REQUIRED WORK: Write out the material word for word, from its first line through the line containing "Point [221,157,231,162]", both included.

EXTRACTED RECORDS:
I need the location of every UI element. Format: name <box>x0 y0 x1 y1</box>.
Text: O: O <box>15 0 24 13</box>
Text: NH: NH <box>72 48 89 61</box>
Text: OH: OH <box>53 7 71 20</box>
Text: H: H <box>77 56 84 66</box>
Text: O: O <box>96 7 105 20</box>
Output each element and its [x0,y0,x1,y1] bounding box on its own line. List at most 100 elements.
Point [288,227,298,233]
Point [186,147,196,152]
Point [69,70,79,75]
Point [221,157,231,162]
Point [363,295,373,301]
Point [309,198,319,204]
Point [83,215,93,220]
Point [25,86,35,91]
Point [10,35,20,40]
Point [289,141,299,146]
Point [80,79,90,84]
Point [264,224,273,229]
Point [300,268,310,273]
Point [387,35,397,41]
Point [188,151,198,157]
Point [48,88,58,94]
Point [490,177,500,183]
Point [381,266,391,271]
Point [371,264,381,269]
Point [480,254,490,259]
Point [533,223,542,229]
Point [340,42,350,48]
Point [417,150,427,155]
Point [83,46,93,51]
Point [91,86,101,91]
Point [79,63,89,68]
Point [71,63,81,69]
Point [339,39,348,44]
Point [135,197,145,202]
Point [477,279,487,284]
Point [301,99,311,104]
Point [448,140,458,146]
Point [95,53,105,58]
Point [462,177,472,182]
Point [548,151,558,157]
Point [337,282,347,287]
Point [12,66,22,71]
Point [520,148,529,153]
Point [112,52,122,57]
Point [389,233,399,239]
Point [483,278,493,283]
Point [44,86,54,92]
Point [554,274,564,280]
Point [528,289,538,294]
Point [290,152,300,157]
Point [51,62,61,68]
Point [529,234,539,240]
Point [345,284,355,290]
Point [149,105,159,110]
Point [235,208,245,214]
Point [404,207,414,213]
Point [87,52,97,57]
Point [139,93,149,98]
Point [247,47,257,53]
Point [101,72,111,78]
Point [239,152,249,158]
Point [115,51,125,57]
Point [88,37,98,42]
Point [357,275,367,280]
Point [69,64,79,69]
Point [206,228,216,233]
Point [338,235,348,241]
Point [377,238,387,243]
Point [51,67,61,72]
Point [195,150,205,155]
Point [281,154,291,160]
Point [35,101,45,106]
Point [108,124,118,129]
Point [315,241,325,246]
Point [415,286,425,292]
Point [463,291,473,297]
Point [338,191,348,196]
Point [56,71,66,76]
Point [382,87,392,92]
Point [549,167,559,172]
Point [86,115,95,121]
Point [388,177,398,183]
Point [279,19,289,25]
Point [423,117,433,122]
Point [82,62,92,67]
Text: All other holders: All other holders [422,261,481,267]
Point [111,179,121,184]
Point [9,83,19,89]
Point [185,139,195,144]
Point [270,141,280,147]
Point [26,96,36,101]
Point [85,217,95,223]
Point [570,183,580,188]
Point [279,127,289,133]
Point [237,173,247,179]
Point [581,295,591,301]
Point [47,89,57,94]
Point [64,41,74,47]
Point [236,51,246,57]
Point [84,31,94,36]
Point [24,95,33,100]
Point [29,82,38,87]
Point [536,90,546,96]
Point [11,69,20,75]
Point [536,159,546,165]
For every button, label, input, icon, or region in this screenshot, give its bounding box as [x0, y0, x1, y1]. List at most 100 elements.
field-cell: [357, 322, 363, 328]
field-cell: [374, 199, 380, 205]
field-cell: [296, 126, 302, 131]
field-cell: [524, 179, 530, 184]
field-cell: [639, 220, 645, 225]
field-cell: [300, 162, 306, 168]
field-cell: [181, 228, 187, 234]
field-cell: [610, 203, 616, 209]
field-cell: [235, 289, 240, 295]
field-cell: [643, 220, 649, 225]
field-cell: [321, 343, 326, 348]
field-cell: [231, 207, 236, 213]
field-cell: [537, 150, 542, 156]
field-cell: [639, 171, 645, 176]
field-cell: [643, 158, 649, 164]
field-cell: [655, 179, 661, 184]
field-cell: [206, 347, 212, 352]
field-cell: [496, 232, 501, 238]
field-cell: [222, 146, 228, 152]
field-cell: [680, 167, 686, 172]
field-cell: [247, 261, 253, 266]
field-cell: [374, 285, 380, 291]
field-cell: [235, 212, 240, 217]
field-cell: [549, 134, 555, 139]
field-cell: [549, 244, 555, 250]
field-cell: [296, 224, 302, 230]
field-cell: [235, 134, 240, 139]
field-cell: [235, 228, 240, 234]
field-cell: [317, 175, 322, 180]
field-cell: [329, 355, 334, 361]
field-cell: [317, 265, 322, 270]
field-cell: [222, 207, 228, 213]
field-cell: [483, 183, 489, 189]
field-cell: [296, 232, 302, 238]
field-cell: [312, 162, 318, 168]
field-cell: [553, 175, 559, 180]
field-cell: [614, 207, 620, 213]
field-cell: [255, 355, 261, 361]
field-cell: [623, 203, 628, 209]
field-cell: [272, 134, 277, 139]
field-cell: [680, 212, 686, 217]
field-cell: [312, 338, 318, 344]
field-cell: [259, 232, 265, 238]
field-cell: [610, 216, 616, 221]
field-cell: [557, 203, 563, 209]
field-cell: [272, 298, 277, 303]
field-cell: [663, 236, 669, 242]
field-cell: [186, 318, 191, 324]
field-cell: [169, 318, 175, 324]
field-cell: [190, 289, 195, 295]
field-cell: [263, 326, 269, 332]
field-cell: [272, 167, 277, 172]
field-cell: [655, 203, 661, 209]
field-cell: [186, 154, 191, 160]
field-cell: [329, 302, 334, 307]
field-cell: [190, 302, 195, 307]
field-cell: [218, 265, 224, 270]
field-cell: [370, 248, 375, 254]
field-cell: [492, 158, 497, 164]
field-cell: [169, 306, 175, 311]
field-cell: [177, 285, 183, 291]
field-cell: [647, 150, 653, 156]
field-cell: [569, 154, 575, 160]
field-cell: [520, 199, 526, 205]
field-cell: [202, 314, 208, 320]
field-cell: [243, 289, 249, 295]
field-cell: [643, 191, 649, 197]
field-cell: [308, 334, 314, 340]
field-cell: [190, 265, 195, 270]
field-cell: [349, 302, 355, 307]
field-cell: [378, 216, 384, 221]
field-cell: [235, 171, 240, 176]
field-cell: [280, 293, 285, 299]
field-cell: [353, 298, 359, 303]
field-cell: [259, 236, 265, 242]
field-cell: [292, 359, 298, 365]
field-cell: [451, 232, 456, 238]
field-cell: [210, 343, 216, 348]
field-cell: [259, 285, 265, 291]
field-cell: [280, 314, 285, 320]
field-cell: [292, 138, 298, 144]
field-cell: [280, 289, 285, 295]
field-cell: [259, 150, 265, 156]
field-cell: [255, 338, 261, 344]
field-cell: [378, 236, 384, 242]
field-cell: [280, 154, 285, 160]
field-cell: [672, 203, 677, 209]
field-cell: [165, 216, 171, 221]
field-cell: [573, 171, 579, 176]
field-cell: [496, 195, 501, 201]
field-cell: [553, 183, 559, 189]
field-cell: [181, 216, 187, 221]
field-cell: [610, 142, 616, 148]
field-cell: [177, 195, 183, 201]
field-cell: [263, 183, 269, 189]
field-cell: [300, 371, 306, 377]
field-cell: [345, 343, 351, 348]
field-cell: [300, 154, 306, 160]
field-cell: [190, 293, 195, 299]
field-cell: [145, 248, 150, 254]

OUTPUT BELOW:
I need the location of every UI element. Format: name <box>x0 y0 x1 y1</box>.
Text: O: O <box>15 0 24 13</box>
Text: NH: NH <box>72 48 89 61</box>
Text: OH: OH <box>53 7 71 20</box>
Text: H: H <box>77 56 84 66</box>
Text: O: O <box>96 7 105 20</box>
Output each element and its [x0,y0,x1,y1] bounding box on its own line. List at most 100 elements.
Point [288,227,298,233]
Point [186,147,196,152]
Point [69,70,79,75]
Point [221,157,231,162]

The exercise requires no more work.